=== Task objective ===
Write out the lines below exactly as they appear, from the first line up to and including the line with "blog-title: My first".

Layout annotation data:
%%
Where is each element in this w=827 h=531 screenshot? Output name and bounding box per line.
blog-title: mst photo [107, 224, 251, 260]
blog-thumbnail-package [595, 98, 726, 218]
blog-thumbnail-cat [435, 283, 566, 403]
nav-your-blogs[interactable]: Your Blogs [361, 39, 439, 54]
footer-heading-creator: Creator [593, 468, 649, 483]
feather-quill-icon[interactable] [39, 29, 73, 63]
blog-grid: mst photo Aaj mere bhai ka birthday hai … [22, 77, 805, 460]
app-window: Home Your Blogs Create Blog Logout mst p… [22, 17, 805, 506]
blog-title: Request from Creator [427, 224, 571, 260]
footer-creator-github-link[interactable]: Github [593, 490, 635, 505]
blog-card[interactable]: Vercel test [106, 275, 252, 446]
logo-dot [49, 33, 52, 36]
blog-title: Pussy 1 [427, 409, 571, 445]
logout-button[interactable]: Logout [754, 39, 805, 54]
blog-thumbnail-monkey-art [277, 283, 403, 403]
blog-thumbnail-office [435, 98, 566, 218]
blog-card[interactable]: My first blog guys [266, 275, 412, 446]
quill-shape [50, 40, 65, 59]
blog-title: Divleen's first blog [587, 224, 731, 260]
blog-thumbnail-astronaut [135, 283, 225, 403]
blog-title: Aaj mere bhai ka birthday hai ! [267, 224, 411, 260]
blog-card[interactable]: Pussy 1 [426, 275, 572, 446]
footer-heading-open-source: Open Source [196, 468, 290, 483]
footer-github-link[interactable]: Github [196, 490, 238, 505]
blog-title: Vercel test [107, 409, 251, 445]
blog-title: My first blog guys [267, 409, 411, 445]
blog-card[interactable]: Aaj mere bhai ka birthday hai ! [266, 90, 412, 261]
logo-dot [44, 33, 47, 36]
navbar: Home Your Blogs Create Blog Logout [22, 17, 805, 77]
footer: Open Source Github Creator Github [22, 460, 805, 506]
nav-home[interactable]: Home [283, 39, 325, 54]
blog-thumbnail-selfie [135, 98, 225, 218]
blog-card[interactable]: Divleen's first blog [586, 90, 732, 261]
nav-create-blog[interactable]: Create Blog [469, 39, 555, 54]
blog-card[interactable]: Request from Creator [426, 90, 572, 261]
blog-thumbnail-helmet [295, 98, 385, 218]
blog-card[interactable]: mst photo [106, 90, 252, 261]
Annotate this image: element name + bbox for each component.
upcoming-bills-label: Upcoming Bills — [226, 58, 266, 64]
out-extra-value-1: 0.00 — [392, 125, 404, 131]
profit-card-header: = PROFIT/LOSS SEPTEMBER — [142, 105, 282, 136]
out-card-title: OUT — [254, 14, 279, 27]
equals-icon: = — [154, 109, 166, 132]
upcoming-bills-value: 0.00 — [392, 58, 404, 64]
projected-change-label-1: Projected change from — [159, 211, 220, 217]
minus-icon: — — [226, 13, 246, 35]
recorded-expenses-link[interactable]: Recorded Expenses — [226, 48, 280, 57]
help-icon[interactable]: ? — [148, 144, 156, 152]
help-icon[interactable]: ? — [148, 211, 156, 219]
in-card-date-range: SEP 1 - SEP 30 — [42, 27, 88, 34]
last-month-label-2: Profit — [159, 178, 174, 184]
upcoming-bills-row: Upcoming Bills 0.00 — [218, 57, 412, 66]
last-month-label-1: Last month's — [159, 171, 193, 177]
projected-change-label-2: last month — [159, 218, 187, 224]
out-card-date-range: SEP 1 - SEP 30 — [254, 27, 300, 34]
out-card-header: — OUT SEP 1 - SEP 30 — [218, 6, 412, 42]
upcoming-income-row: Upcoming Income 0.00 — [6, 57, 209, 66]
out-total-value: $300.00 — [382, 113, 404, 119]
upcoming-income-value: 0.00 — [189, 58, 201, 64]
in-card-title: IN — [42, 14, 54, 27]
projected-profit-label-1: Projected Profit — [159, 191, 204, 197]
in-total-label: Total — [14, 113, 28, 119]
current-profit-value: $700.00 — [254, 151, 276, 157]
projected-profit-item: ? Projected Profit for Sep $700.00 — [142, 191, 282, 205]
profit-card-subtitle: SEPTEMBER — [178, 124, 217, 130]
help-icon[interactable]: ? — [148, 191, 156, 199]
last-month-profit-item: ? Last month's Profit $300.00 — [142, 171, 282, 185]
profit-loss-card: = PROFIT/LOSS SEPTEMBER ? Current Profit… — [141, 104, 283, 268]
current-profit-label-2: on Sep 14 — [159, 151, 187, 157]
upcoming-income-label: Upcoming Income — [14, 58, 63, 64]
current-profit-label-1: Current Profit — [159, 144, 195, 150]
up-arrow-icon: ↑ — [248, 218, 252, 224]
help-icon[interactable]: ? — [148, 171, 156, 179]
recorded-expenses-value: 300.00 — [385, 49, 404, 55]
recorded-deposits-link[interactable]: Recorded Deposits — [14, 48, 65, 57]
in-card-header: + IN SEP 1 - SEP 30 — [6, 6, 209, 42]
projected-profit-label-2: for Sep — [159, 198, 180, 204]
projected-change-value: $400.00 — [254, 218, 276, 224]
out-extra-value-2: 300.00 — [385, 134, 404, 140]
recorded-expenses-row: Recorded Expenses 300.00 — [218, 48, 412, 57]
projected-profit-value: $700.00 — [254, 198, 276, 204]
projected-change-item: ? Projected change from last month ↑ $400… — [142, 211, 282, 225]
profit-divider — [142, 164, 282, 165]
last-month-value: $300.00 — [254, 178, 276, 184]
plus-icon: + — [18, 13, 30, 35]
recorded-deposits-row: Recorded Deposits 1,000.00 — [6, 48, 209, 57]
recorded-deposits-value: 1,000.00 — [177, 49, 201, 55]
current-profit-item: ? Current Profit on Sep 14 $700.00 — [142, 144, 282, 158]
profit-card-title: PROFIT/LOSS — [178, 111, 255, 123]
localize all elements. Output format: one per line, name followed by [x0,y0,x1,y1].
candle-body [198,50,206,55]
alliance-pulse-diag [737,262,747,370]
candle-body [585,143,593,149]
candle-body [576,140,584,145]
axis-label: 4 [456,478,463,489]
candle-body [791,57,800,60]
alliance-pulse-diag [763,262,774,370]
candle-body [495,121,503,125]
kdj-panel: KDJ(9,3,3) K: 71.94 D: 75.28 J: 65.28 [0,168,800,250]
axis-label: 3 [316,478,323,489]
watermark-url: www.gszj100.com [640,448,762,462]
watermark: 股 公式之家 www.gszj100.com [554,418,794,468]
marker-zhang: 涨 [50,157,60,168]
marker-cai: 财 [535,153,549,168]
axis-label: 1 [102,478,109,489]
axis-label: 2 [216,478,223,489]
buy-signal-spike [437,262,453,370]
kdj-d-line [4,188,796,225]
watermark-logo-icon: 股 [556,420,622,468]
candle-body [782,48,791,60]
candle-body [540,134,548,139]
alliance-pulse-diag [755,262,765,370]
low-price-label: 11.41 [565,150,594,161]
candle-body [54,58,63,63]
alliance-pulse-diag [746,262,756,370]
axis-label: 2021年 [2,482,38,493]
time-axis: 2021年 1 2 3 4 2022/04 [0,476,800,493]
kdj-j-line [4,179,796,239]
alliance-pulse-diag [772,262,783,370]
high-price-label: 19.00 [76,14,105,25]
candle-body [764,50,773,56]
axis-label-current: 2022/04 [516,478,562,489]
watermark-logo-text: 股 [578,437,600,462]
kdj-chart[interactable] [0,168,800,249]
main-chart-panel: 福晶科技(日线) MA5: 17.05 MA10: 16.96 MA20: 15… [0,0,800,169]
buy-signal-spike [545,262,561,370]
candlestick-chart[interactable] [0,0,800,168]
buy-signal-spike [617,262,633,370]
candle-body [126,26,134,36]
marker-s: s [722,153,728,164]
%%
=== Output below ===
Where is each element in this w=827 h=531 screenshot? Output name and bounding box per line.
blog-title: mst photo [107, 224, 251, 260]
blog-thumbnail-package [595, 98, 726, 218]
blog-thumbnail-cat [435, 283, 566, 403]
nav-your-blogs[interactable]: Your Blogs [361, 39, 439, 54]
footer-heading-creator: Creator [593, 468, 649, 483]
feather-quill-icon[interactable] [39, 29, 73, 63]
blog-grid: mst photo Aaj mere bhai ka birthday hai … [22, 77, 805, 460]
app-window: Home Your Blogs Create Blog Logout mst p… [22, 17, 805, 506]
blog-title: Request from Creator [427, 224, 571, 260]
footer-creator-github-link[interactable]: Github [593, 490, 635, 505]
blog-card[interactable]: Vercel test [106, 275, 252, 446]
logo-dot [49, 33, 52, 36]
blog-title: Pussy 1 [427, 409, 571, 445]
logout-button[interactable]: Logout [754, 39, 805, 54]
blog-thumbnail-monkey-art [277, 283, 403, 403]
blog-thumbnail-office [435, 98, 566, 218]
blog-card[interactable]: My first blog guys [266, 275, 412, 446]
quill-shape [50, 40, 65, 59]
blog-title: Divleen's first blog [587, 224, 731, 260]
blog-thumbnail-astronaut [135, 283, 225, 403]
blog-title: Aaj mere bhai ka birthday hai ! [267, 224, 411, 260]
blog-card[interactable]: Pussy 1 [426, 275, 572, 446]
footer-heading-open-source: Open Source [196, 468, 290, 483]
footer-github-link[interactable]: Github [196, 490, 238, 505]
blog-title: Vercel test [107, 409, 251, 445]
blog-title: My first blog guys [267, 409, 411, 445]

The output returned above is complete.